__Records for this task__

╔══

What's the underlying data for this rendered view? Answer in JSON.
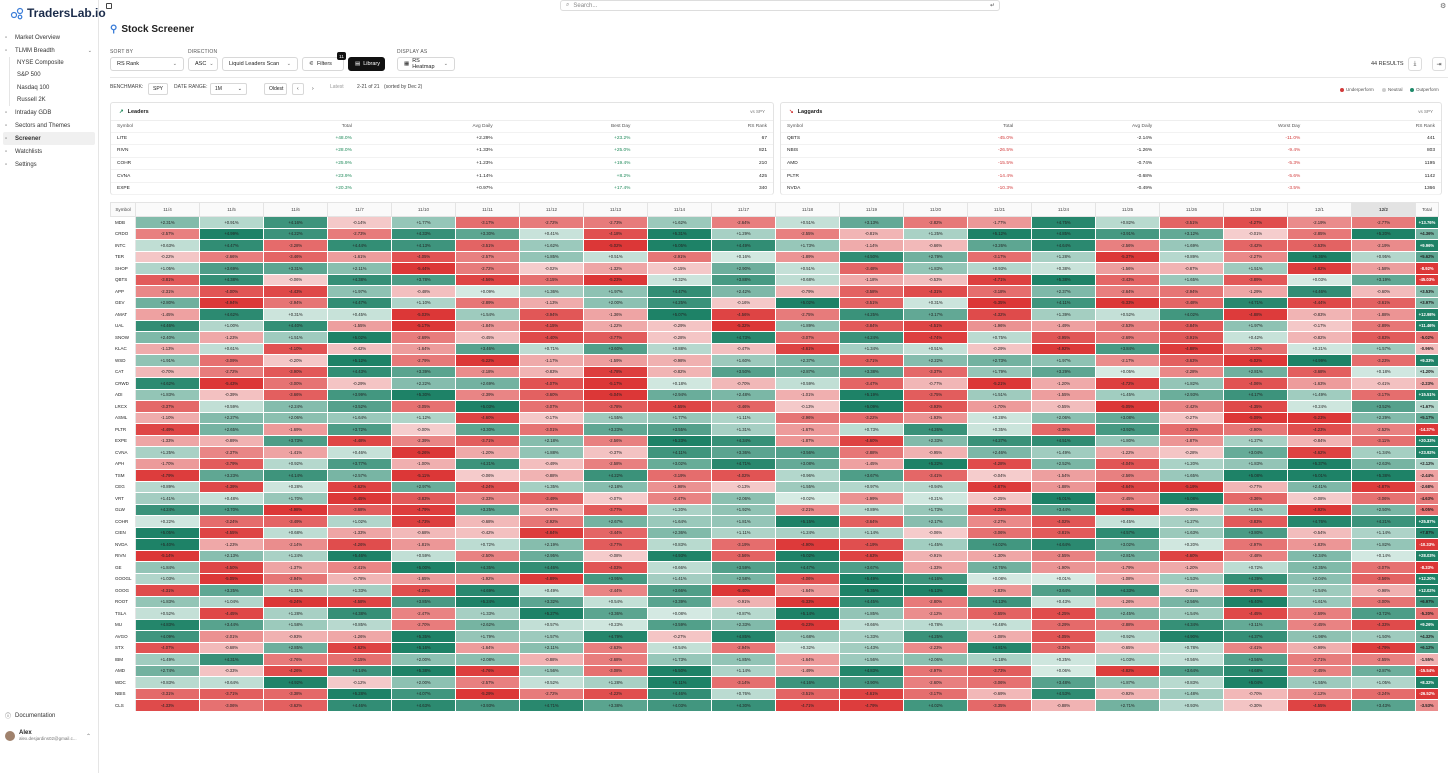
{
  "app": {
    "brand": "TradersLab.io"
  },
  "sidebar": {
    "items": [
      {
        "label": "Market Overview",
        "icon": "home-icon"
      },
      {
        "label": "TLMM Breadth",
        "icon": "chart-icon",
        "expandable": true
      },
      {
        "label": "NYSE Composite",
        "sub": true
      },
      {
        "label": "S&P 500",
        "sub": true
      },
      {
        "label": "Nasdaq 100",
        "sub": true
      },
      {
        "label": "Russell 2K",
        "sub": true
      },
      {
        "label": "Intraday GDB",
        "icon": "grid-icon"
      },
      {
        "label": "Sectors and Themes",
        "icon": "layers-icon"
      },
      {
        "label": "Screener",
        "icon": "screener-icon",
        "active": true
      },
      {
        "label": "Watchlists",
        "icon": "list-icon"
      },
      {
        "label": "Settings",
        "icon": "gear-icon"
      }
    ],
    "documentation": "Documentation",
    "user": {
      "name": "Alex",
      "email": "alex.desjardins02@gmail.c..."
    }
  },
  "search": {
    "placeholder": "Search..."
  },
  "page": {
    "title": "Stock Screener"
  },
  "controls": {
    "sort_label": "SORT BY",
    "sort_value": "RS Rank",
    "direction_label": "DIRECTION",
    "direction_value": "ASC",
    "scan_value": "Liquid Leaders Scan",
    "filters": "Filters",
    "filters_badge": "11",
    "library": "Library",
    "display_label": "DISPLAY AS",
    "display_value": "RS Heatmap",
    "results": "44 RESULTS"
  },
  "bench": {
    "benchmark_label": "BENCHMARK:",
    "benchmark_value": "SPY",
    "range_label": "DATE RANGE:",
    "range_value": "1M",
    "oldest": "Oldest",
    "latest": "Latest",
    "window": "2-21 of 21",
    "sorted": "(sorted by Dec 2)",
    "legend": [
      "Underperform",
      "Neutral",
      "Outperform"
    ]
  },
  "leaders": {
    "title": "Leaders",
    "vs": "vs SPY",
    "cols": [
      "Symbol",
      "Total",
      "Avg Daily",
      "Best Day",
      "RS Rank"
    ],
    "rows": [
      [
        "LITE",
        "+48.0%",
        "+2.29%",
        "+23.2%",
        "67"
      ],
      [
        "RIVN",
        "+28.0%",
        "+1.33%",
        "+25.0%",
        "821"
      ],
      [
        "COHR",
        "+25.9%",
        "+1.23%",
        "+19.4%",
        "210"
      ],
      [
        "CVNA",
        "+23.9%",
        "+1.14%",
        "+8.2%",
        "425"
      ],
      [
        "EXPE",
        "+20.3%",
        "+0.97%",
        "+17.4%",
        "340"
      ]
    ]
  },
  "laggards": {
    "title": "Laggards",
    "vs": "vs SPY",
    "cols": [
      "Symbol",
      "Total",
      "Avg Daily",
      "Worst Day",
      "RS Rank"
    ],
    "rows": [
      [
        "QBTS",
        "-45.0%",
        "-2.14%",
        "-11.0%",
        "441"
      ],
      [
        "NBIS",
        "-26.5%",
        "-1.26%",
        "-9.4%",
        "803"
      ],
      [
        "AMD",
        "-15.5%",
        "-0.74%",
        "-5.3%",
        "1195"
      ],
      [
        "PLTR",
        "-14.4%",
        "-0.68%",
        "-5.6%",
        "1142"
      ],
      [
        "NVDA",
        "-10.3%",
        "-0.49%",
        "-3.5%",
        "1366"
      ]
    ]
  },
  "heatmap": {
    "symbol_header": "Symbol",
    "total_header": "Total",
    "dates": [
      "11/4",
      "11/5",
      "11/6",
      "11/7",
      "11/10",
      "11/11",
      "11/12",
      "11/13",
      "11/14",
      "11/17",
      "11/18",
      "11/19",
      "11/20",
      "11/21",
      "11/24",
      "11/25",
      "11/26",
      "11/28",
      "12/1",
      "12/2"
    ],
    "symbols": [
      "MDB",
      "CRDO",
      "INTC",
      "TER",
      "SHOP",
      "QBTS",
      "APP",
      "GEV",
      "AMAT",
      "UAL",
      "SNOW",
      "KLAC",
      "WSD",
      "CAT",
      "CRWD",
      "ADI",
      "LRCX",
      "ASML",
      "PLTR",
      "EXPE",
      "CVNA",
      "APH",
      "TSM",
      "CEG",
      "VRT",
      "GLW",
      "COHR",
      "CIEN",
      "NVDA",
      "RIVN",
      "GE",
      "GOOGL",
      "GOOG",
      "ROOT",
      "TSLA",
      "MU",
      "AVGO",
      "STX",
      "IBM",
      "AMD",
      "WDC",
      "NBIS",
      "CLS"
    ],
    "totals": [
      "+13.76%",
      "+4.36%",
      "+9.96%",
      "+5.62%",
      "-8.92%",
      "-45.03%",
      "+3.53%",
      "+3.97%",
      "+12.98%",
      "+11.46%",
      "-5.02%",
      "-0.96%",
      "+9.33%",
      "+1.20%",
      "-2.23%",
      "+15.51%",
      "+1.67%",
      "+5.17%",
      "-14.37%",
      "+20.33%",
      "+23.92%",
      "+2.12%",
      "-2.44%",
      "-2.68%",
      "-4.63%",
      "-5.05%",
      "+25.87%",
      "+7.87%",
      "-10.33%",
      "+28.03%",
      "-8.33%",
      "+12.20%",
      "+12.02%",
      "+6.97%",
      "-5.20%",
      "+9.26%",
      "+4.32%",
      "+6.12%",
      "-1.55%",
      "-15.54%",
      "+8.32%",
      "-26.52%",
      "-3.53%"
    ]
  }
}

╚══
╔══

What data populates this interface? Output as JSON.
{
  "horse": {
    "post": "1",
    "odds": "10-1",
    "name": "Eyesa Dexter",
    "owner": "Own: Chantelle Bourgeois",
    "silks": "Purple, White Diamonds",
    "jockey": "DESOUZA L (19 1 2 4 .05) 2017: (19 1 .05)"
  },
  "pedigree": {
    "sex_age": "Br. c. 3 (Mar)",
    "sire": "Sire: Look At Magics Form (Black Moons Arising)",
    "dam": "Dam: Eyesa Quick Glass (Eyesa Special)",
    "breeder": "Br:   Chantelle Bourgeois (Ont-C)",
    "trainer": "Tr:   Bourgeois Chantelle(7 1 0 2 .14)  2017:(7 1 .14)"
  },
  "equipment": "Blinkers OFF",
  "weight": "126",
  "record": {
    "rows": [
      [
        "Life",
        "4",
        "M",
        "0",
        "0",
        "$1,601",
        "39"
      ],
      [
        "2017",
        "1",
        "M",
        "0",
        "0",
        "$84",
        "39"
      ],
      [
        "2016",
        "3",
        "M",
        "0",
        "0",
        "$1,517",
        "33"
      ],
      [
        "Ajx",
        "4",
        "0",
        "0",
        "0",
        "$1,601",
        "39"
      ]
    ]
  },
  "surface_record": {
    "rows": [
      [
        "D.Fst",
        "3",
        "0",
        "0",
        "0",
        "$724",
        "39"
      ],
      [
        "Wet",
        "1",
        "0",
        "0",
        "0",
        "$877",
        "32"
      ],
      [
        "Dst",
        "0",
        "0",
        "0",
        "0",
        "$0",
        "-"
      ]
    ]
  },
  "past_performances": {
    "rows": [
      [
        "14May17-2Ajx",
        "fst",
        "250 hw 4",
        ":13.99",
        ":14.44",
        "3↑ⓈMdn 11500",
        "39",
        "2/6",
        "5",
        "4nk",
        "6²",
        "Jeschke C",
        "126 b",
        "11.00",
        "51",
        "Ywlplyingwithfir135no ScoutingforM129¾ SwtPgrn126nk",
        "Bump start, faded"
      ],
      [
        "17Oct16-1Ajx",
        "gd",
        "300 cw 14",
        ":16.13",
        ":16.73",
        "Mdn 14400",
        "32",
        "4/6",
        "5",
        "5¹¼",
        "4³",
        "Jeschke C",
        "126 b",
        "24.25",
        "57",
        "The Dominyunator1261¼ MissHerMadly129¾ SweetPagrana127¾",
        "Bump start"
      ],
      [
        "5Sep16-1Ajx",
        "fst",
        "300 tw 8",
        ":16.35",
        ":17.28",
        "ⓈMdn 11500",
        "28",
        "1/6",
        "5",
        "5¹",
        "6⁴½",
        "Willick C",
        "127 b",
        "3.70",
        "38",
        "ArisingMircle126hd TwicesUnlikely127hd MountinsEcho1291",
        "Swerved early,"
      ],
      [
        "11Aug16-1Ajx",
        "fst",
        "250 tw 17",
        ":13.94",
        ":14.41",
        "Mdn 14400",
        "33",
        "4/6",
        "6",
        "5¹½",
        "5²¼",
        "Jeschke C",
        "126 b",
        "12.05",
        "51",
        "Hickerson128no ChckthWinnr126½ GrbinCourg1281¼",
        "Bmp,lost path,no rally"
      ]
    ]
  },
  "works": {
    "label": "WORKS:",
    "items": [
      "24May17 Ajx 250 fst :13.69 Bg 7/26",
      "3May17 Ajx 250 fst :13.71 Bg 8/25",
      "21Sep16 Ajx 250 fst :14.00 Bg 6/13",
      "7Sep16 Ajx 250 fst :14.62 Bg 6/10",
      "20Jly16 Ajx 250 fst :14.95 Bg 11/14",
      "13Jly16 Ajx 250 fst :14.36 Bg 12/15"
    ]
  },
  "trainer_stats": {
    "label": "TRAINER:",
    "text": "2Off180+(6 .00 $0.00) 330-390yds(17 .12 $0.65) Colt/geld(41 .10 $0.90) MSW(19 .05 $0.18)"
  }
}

╚══

__What you are asked to do__
Work through the data and report how many of its lines hold the word "Eyesa", giving only the figure.

__Answer to this problem__
2